* _Job_
Where a line contains the word "List", copy that line in full.

---

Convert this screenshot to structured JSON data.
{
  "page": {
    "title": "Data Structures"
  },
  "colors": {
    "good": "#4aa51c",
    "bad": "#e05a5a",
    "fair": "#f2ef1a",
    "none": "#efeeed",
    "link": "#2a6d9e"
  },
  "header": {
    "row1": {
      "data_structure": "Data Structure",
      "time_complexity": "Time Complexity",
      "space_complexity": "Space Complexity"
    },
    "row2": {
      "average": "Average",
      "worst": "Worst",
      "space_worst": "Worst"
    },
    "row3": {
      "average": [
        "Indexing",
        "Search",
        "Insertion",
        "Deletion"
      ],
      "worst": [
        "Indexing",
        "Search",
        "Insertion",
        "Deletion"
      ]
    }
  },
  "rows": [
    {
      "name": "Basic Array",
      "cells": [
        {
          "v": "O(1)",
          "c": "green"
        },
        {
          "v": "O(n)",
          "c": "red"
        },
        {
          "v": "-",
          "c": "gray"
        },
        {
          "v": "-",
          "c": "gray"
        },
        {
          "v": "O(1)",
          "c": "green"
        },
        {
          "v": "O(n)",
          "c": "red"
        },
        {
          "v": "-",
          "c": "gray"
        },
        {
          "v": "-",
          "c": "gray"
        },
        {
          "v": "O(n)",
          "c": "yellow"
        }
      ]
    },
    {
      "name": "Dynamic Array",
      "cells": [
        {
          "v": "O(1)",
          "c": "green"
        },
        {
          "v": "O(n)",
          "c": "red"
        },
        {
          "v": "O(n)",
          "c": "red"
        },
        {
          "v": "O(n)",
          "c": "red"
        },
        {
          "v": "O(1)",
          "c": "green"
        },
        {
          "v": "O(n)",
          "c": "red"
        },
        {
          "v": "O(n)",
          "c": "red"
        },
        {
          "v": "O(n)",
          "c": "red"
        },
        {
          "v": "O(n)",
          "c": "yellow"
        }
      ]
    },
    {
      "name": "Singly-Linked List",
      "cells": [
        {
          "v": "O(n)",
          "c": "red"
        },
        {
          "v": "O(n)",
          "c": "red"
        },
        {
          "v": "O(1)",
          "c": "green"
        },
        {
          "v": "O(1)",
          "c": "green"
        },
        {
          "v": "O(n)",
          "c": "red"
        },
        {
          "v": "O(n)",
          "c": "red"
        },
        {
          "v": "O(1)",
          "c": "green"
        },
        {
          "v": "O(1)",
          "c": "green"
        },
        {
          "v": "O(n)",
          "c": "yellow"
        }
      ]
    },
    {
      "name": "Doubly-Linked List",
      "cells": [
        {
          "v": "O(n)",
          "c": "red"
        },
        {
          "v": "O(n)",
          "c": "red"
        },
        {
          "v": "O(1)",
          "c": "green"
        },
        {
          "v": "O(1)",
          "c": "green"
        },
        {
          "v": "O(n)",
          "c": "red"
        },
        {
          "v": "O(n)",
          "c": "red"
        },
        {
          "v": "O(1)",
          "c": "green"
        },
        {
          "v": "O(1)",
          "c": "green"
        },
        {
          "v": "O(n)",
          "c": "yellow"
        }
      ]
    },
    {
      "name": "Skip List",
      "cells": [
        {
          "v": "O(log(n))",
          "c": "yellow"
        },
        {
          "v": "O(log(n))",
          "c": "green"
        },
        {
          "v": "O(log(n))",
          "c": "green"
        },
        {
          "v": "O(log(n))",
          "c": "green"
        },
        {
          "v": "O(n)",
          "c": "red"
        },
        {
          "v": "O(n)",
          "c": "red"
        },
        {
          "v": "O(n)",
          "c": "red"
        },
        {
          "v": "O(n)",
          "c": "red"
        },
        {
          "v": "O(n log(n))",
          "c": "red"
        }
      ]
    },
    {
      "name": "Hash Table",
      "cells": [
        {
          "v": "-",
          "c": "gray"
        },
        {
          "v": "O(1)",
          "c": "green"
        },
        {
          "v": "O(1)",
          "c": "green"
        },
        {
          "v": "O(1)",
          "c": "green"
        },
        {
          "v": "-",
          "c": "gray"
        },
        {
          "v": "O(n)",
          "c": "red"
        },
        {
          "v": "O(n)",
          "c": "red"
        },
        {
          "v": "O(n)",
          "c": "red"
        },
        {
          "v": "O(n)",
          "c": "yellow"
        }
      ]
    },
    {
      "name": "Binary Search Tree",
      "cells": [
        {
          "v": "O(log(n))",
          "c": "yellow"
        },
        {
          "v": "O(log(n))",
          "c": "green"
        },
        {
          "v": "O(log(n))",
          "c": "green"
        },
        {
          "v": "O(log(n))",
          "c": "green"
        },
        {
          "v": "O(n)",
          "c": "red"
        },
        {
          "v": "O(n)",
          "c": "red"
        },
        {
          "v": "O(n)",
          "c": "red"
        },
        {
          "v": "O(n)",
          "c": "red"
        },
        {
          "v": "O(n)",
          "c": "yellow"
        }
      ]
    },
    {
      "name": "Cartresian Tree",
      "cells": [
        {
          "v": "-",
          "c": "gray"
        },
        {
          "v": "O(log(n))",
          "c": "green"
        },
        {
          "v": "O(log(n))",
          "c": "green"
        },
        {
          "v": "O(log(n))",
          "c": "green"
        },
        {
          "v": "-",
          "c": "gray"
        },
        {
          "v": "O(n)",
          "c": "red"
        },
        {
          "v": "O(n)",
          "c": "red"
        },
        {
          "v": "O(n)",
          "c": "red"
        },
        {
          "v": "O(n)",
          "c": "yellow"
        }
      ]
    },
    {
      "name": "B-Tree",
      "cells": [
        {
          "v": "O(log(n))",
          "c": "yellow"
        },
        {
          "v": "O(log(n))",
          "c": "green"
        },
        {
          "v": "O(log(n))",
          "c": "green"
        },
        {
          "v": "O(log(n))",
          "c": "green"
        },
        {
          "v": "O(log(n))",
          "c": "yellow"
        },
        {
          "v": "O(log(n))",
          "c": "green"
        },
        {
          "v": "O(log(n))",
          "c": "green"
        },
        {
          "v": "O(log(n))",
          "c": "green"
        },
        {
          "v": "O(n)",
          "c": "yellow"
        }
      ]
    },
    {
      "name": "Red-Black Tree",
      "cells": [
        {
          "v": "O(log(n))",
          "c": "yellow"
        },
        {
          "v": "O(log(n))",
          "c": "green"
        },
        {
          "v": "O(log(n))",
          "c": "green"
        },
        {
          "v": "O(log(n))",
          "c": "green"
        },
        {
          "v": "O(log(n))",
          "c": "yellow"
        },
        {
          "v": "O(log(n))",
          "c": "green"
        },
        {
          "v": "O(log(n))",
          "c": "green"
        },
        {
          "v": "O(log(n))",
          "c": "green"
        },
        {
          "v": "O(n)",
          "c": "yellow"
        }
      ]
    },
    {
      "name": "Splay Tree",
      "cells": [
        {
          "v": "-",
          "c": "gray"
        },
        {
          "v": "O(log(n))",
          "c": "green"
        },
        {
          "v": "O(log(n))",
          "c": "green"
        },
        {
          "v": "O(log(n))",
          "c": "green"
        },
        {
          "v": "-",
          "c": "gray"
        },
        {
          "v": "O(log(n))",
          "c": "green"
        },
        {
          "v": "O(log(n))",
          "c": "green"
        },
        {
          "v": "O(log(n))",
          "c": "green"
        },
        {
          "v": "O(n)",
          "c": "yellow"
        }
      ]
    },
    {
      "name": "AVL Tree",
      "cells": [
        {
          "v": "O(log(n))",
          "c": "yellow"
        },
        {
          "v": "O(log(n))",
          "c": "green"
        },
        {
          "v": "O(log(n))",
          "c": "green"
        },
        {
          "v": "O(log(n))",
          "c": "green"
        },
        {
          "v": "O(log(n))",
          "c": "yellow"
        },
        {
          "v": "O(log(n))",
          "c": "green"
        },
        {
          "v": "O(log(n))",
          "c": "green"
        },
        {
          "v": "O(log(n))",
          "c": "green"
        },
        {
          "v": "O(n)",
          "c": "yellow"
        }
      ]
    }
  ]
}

---

* _Worked answer_
      "name": "Singly-Linked List",
      "name": "Doubly-Linked List",
      "name": "Skip List",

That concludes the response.